■ MATERIAL SUPPLIED:
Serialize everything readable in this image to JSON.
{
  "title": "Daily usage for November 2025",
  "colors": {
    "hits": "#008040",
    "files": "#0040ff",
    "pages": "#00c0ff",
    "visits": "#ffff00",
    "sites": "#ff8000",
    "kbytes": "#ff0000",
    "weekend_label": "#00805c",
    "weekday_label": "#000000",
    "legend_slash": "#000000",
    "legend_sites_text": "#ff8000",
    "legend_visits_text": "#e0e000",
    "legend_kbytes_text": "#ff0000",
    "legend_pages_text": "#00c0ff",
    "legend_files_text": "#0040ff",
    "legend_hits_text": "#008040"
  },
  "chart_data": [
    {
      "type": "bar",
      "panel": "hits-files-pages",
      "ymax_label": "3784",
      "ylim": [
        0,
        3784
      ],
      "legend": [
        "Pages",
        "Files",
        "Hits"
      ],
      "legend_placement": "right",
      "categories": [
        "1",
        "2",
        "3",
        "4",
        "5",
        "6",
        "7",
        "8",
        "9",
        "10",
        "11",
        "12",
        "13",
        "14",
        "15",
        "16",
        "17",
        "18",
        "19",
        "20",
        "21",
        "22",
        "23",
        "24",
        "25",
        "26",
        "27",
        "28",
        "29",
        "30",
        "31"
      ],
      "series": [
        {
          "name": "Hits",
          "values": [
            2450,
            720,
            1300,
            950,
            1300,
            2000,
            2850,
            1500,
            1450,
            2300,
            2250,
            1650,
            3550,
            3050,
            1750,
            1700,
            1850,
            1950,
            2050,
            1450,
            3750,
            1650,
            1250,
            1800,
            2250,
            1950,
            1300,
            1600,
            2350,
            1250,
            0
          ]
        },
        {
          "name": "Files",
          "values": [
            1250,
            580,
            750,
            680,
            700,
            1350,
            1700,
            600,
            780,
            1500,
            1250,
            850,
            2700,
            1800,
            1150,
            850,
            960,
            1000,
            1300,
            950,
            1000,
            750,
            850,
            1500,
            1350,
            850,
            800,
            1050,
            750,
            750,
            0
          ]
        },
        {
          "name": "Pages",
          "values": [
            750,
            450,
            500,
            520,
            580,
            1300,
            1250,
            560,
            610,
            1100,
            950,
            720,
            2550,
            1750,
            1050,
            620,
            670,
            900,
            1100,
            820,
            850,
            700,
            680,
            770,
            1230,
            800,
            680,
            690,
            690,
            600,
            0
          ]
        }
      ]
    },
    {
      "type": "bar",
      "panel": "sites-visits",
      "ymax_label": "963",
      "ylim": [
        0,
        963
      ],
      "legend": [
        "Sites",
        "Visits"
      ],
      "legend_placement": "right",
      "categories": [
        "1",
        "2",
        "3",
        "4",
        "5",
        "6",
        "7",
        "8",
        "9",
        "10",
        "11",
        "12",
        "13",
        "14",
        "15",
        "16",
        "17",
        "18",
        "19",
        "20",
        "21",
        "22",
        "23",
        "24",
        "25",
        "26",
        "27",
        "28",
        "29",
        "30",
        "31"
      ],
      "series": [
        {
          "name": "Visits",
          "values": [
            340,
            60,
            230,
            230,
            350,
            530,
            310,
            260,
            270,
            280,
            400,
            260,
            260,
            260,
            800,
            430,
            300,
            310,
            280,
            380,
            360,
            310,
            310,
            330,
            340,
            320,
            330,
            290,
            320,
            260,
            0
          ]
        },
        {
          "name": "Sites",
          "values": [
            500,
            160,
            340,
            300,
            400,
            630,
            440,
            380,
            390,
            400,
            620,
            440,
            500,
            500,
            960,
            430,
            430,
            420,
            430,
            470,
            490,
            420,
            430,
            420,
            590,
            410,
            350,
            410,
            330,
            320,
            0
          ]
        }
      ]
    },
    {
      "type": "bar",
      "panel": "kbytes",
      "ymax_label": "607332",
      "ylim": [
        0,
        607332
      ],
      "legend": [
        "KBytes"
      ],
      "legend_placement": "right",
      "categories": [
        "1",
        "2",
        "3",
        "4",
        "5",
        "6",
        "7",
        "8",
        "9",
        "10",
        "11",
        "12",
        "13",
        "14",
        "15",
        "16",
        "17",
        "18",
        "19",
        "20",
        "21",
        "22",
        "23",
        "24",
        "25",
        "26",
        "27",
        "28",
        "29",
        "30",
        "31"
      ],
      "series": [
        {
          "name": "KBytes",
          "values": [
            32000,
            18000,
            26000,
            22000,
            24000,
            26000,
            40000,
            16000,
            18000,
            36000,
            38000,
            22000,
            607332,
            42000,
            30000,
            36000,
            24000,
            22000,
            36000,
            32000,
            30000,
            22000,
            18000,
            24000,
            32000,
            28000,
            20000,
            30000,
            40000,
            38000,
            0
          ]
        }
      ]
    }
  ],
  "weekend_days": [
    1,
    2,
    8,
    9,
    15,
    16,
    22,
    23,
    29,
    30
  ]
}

■ STATED PROBLEM:
Above are some records; repeat all of them exactly.

■ ANSWER TO THIS TASK:
Serialize everything readable in this image to JSON.
{
  "title": "Daily usage for November 2025",
  "colors": {
    "hits": "#008040",
    "files": "#0040ff",
    "pages": "#00c0ff",
    "visits": "#ffff00",
    "sites": "#ff8000",
    "kbytes": "#ff0000",
    "weekend_label": "#00805c",
    "weekday_label": "#000000",
    "legend_slash": "#000000",
    "legend_sites_text": "#ff8000",
    "legend_visits_text": "#e0e000",
    "legend_kbytes_text": "#ff0000",
    "legend_pages_text": "#00c0ff",
    "legend_files_text": "#0040ff",
    "legend_hits_text": "#008040"
  },
  "chart_data": [
    {
      "type": "bar",
      "panel": "hits-files-pages",
      "ymax_label": "3784",
      "ylim": [
        0,
        3784
      ],
      "legend": [
        "Pages",
        "Files",
        "Hits"
      ],
      "legend_placement": "right",
      "categories": [
        "1",
        "2",
        "3",
        "4",
        "5",
        "6",
        "7",
        "8",
        "9",
        "10",
        "11",
        "12",
        "13",
        "14",
        "15",
        "16",
        "17",
        "18",
        "19",
        "20",
        "21",
        "22",
        "23",
        "24",
        "25",
        "26",
        "27",
        "28",
        "29",
        "30",
        "31"
      ],
      "series": [
        {
          "name": "Hits",
          "values": [
            2450,
            720,
            1300,
            950,
            1300,
            2000,
            2850,
            1500,
            1450,
            2300,
            2250,
            1650,
            3550,
            3050,
            1750,
            1700,
            1850,
            1950,
            2050,
            1450,
            3750,
            1650,
            1250,
            1800,
            2250,
            1950,
            1300,
            1600,
            2350,
            1250,
            0
          ]
        },
        {
          "name": "Files",
          "values": [
            1250,
            580,
            750,
            680,
            700,
            1350,
            1700,
            600,
            780,
            1500,
            1250,
            850,
            2700,
            1800,
            1150,
            850,
            960,
            1000,
            1300,
            950,
            1000,
            750,
            850,
            1500,
            1350,
            850,
            800,
            1050,
            750,
            750,
            0
          ]
        },
        {
          "name": "Pages",
          "values": [
            750,
            450,
            500,
            520,
            580,
            1300,
            1250,
            560,
            610,
            1100,
            950,
            720,
            2550,
            1750,
            1050,
            620,
            670,
            900,
            1100,
            820,
            850,
            700,
            680,
            770,
            1230,
            800,
            680,
            690,
            690,
            600,
            0
          ]
        }
      ]
    },
    {
      "type": "bar",
      "panel": "sites-visits",
      "ymax_label": "963",
      "ylim": [
        0,
        963
      ],
      "legend": [
        "Sites",
        "Visits"
      ],
      "legend_placement": "right",
      "categories": [
        "1",
        "2",
        "3",
        "4",
        "5",
        "6",
        "7",
        "8",
        "9",
        "10",
        "11",
        "12",
        "13",
        "14",
        "15",
        "16",
        "17",
        "18",
        "19",
        "20",
        "21",
        "22",
        "23",
        "24",
        "25",
        "26",
        "27",
        "28",
        "29",
        "30",
        "31"
      ],
      "series": [
        {
          "name": "Visits",
          "values": [
            340,
            60,
            230,
            230,
            350,
            530,
            310,
            260,
            270,
            280,
            400,
            260,
            260,
            260,
            800,
            430,
            300,
            310,
            280,
            380,
            360,
            310,
            310,
            330,
            340,
            320,
            330,
            290,
            320,
            260,
            0
          ]
        },
        {
          "name": "Sites",
          "values": [
            500,
            160,
            340,
            300,
            400,
            630,
            440,
            380,
            390,
            400,
            620,
            440,
            500,
            500,
            960,
            430,
            430,
            420,
            430,
            470,
            490,
            420,
            430,
            420,
            590,
            410,
            350,
            410,
            330,
            320,
            0
          ]
        }
      ]
    },
    {
      "type": "bar",
      "panel": "kbytes",
      "ymax_label": "607332",
      "ylim": [
        0,
        607332
      ],
      "legend": [
        "KBytes"
      ],
      "legend_placement": "right",
      "categories": [
        "1",
        "2",
        "3",
        "4",
        "5",
        "6",
        "7",
        "8",
        "9",
        "10",
        "11",
        "12",
        "13",
        "14",
        "15",
        "16",
        "17",
        "18",
        "19",
        "20",
        "21",
        "22",
        "23",
        "24",
        "25",
        "26",
        "27",
        "28",
        "29",
        "30",
        "31"
      ],
      "series": [
        {
          "name": "KBytes",
          "values": [
            32000,
            18000,
            26000,
            22000,
            24000,
            26000,
            40000,
            16000,
            18000,
            36000,
            38000,
            22000,
            607332,
            42000,
            30000,
            36000,
            24000,
            22000,
            36000,
            32000,
            30000,
            22000,
            18000,
            24000,
            32000,
            28000,
            20000,
            30000,
            40000,
            38000,
            0
          ]
        }
      ]
    }
  ],
  "weekend_days": [
    1,
    2,
    8,
    9,
    15,
    16,
    22,
    23,
    29,
    30
  ]
}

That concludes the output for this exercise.